# Material provided:
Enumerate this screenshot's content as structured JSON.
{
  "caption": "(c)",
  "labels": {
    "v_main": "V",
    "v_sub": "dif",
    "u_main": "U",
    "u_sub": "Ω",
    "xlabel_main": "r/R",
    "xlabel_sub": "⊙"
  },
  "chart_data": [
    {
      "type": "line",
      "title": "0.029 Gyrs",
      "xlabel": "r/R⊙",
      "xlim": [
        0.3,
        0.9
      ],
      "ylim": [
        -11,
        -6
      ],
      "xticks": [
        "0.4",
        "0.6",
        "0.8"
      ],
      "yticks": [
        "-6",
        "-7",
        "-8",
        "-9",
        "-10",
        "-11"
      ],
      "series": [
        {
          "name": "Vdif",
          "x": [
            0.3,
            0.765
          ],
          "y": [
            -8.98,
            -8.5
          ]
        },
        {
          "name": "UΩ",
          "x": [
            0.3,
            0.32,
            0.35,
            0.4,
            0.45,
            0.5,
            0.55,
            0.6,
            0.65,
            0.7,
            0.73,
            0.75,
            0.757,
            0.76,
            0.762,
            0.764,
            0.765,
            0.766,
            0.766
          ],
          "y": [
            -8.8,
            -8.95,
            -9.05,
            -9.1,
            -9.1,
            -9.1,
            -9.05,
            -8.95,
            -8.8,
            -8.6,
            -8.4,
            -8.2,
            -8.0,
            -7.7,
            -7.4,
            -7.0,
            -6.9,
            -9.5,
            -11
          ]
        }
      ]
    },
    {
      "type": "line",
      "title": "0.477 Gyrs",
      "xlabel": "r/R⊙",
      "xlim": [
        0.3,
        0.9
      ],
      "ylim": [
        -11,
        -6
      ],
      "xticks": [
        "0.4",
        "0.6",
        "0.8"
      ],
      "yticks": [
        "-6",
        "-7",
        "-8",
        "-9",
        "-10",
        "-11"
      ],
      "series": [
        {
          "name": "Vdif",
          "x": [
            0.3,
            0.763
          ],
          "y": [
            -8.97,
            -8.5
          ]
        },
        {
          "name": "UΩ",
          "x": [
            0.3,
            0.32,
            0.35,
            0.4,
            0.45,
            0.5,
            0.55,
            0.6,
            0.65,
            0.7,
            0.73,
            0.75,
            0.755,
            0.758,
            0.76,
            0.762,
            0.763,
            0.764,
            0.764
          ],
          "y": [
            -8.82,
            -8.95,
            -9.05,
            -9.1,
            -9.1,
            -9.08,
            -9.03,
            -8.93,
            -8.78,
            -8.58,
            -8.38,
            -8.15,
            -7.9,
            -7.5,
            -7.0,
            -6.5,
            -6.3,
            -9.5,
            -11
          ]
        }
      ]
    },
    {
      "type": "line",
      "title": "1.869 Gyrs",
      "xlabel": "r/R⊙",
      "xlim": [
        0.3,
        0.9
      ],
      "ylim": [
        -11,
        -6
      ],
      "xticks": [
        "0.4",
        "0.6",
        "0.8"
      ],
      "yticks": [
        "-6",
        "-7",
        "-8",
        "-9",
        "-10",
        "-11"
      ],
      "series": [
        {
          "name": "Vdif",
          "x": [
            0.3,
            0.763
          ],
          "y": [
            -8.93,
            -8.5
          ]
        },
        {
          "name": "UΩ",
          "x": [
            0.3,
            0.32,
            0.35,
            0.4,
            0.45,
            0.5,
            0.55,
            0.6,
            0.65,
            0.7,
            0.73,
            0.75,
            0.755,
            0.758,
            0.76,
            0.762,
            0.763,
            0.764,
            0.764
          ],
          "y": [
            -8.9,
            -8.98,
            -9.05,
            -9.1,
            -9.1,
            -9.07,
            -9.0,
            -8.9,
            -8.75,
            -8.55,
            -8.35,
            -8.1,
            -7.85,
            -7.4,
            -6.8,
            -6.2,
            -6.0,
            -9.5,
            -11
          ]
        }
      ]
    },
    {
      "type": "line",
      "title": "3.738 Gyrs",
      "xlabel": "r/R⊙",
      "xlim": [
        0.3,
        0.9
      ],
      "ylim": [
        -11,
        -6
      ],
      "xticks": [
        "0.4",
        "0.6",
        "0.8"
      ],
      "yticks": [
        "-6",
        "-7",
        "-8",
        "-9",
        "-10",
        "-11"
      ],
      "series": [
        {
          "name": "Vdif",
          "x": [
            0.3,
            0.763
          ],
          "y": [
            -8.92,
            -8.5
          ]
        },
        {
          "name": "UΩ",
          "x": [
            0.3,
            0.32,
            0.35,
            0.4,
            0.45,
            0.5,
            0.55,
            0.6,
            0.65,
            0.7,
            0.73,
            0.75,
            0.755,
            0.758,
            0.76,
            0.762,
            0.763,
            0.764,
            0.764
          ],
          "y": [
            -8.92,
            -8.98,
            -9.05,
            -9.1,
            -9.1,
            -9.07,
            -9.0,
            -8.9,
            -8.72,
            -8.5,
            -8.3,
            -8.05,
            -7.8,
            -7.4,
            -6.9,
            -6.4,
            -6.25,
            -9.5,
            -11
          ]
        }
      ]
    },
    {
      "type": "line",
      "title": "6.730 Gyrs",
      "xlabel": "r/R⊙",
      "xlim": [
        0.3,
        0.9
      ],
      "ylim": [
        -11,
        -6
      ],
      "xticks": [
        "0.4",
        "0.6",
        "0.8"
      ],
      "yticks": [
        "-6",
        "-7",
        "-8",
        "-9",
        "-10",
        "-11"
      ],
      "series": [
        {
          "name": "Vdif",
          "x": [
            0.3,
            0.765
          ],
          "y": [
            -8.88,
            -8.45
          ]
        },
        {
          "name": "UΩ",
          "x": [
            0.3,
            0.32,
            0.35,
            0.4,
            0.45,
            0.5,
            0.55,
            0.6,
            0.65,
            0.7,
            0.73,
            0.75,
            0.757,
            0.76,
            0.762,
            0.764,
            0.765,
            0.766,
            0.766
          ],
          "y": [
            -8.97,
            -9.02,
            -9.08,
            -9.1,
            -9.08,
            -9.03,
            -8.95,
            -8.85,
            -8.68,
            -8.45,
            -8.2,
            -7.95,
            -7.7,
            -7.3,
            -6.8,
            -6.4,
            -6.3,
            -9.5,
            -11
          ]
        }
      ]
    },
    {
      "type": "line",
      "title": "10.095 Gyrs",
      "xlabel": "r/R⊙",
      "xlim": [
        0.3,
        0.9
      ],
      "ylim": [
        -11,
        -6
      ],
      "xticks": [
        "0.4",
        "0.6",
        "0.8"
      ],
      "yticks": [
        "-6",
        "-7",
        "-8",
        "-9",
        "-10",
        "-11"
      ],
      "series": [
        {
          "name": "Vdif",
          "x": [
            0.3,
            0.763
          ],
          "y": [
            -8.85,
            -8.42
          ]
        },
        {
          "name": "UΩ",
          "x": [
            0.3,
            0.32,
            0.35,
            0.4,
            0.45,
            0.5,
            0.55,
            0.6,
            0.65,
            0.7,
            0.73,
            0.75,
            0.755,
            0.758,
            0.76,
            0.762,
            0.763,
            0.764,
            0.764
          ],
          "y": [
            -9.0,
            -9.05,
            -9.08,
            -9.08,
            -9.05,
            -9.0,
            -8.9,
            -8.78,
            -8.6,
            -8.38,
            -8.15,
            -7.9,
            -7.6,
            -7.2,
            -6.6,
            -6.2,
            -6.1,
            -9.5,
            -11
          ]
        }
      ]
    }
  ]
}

# Stated exercise:
Repeat every line of the records above exactly.

# Solution below:
Enumerate this screenshot's content as structured JSON.
{
  "caption": "(c)",
  "labels": {
    "v_main": "V",
    "v_sub": "dif",
    "u_main": "U",
    "u_sub": "Ω",
    "xlabel_main": "r/R",
    "xlabel_sub": "⊙"
  },
  "chart_data": [
    {
      "type": "line",
      "title": "0.029 Gyrs",
      "xlabel": "r/R⊙",
      "xlim": [
        0.3,
        0.9
      ],
      "ylim": [
        -11,
        -6
      ],
      "xticks": [
        "0.4",
        "0.6",
        "0.8"
      ],
      "yticks": [
        "-6",
        "-7",
        "-8",
        "-9",
        "-10",
        "-11"
      ],
      "series": [
        {
          "name": "Vdif",
          "x": [
            0.3,
            0.765
          ],
          "y": [
            -8.98,
            -8.5
          ]
        },
        {
          "name": "UΩ",
          "x": [
            0.3,
            0.32,
            0.35,
            0.4,
            0.45,
            0.5,
            0.55,
            0.6,
            0.65,
            0.7,
            0.73,
            0.75,
            0.757,
            0.76,
            0.762,
            0.764,
            0.765,
            0.766,
            0.766
          ],
          "y": [
            -8.8,
            -8.95,
            -9.05,
            -9.1,
            -9.1,
            -9.1,
            -9.05,
            -8.95,
            -8.8,
            -8.6,
            -8.4,
            -8.2,
            -8.0,
            -7.7,
            -7.4,
            -7.0,
            -6.9,
            -9.5,
            -11
          ]
        }
      ]
    },
    {
      "type": "line",
      "title": "0.477 Gyrs",
      "xlabel": "r/R⊙",
      "xlim": [
        0.3,
        0.9
      ],
      "ylim": [
        -11,
        -6
      ],
      "xticks": [
        "0.4",
        "0.6",
        "0.8"
      ],
      "yticks": [
        "-6",
        "-7",
        "-8",
        "-9",
        "-10",
        "-11"
      ],
      "series": [
        {
          "name": "Vdif",
          "x": [
            0.3,
            0.763
          ],
          "y": [
            -8.97,
            -8.5
          ]
        },
        {
          "name": "UΩ",
          "x": [
            0.3,
            0.32,
            0.35,
            0.4,
            0.45,
            0.5,
            0.55,
            0.6,
            0.65,
            0.7,
            0.73,
            0.75,
            0.755,
            0.758,
            0.76,
            0.762,
            0.763,
            0.764,
            0.764
          ],
          "y": [
            -8.82,
            -8.95,
            -9.05,
            -9.1,
            -9.1,
            -9.08,
            -9.03,
            -8.93,
            -8.78,
            -8.58,
            -8.38,
            -8.15,
            -7.9,
            -7.5,
            -7.0,
            -6.5,
            -6.3,
            -9.5,
            -11
          ]
        }
      ]
    },
    {
      "type": "line",
      "title": "1.869 Gyrs",
      "xlabel": "r/R⊙",
      "xlim": [
        0.3,
        0.9
      ],
      "ylim": [
        -11,
        -6
      ],
      "xticks": [
        "0.4",
        "0.6",
        "0.8"
      ],
      "yticks": [
        "-6",
        "-7",
        "-8",
        "-9",
        "-10",
        "-11"
      ],
      "series": [
        {
          "name": "Vdif",
          "x": [
            0.3,
            0.763
          ],
          "y": [
            -8.93,
            -8.5
          ]
        },
        {
          "name": "UΩ",
          "x": [
            0.3,
            0.32,
            0.35,
            0.4,
            0.45,
            0.5,
            0.55,
            0.6,
            0.65,
            0.7,
            0.73,
            0.75,
            0.755,
            0.758,
            0.76,
            0.762,
            0.763,
            0.764,
            0.764
          ],
          "y": [
            -8.9,
            -8.98,
            -9.05,
            -9.1,
            -9.1,
            -9.07,
            -9.0,
            -8.9,
            -8.75,
            -8.55,
            -8.35,
            -8.1,
            -7.85,
            -7.4,
            -6.8,
            -6.2,
            -6.0,
            -9.5,
            -11
          ]
        }
      ]
    },
    {
      "type": "line",
      "title": "3.738 Gyrs",
      "xlabel": "r/R⊙",
      "xlim": [
        0.3,
        0.9
      ],
      "ylim": [
        -11,
        -6
      ],
      "xticks": [
        "0.4",
        "0.6",
        "0.8"
      ],
      "yticks": [
        "-6",
        "-7",
        "-8",
        "-9",
        "-10",
        "-11"
      ],
      "series": [
        {
          "name": "Vdif",
          "x": [
            0.3,
            0.763
          ],
          "y": [
            -8.92,
            -8.5
          ]
        },
        {
          "name": "UΩ",
          "x": [
            0.3,
            0.32,
            0.35,
            0.4,
            0.45,
            0.5,
            0.55,
            0.6,
            0.65,
            0.7,
            0.73,
            0.75,
            0.755,
            0.758,
            0.76,
            0.762,
            0.763,
            0.764,
            0.764
          ],
          "y": [
            -8.92,
            -8.98,
            -9.05,
            -9.1,
            -9.1,
            -9.07,
            -9.0,
            -8.9,
            -8.72,
            -8.5,
            -8.3,
            -8.05,
            -7.8,
            -7.4,
            -6.9,
            -6.4,
            -6.25,
            -9.5,
            -11
          ]
        }
      ]
    },
    {
      "type": "line",
      "title": "6.730 Gyrs",
      "xlabel": "r/R⊙",
      "xlim": [
        0.3,
        0.9
      ],
      "ylim": [
        -11,
        -6
      ],
      "xticks": [
        "0.4",
        "0.6",
        "0.8"
      ],
      "yticks": [
        "-6",
        "-7",
        "-8",
        "-9",
        "-10",
        "-11"
      ],
      "series": [
        {
          "name": "Vdif",
          "x": [
            0.3,
            0.765
          ],
          "y": [
            -8.88,
            -8.45
          ]
        },
        {
          "name": "UΩ",
          "x": [
            0.3,
            0.32,
            0.35,
            0.4,
            0.45,
            0.5,
            0.55,
            0.6,
            0.65,
            0.7,
            0.73,
            0.75,
            0.757,
            0.76,
            0.762,
            0.764,
            0.765,
            0.766,
            0.766
          ],
          "y": [
            -8.97,
            -9.02,
            -9.08,
            -9.1,
            -9.08,
            -9.03,
            -8.95,
            -8.85,
            -8.68,
            -8.45,
            -8.2,
            -7.95,
            -7.7,
            -7.3,
            -6.8,
            -6.4,
            -6.3,
            -9.5,
            -11
          ]
        }
      ]
    },
    {
      "type": "line",
      "title": "10.095 Gyrs",
      "xlabel": "r/R⊙",
      "xlim": [
        0.3,
        0.9
      ],
      "ylim": [
        -11,
        -6
      ],
      "xticks": [
        "0.4",
        "0.6",
        "0.8"
      ],
      "yticks": [
        "-6",
        "-7",
        "-8",
        "-9",
        "-10",
        "-11"
      ],
      "series": [
        {
          "name": "Vdif",
          "x": [
            0.3,
            0.763
          ],
          "y": [
            -8.85,
            -8.42
          ]
        },
        {
          "name": "UΩ",
          "x": [
            0.3,
            0.32,
            0.35,
            0.4,
            0.45,
            0.5,
            0.55,
            0.6,
            0.65,
            0.7,
            0.73,
            0.75,
            0.755,
            0.758,
            0.76,
            0.762,
            0.763,
            0.764,
            0.764
          ],
          "y": [
            -9.0,
            -9.05,
            -9.08,
            -9.08,
            -9.05,
            -9.0,
            -8.9,
            -8.78,
            -8.6,
            -8.38,
            -8.15,
            -7.9,
            -7.6,
            -7.2,
            -6.6,
            -6.2,
            -6.1,
            -9.5,
            -11
          ]
        }
      ]
    }
  ]
}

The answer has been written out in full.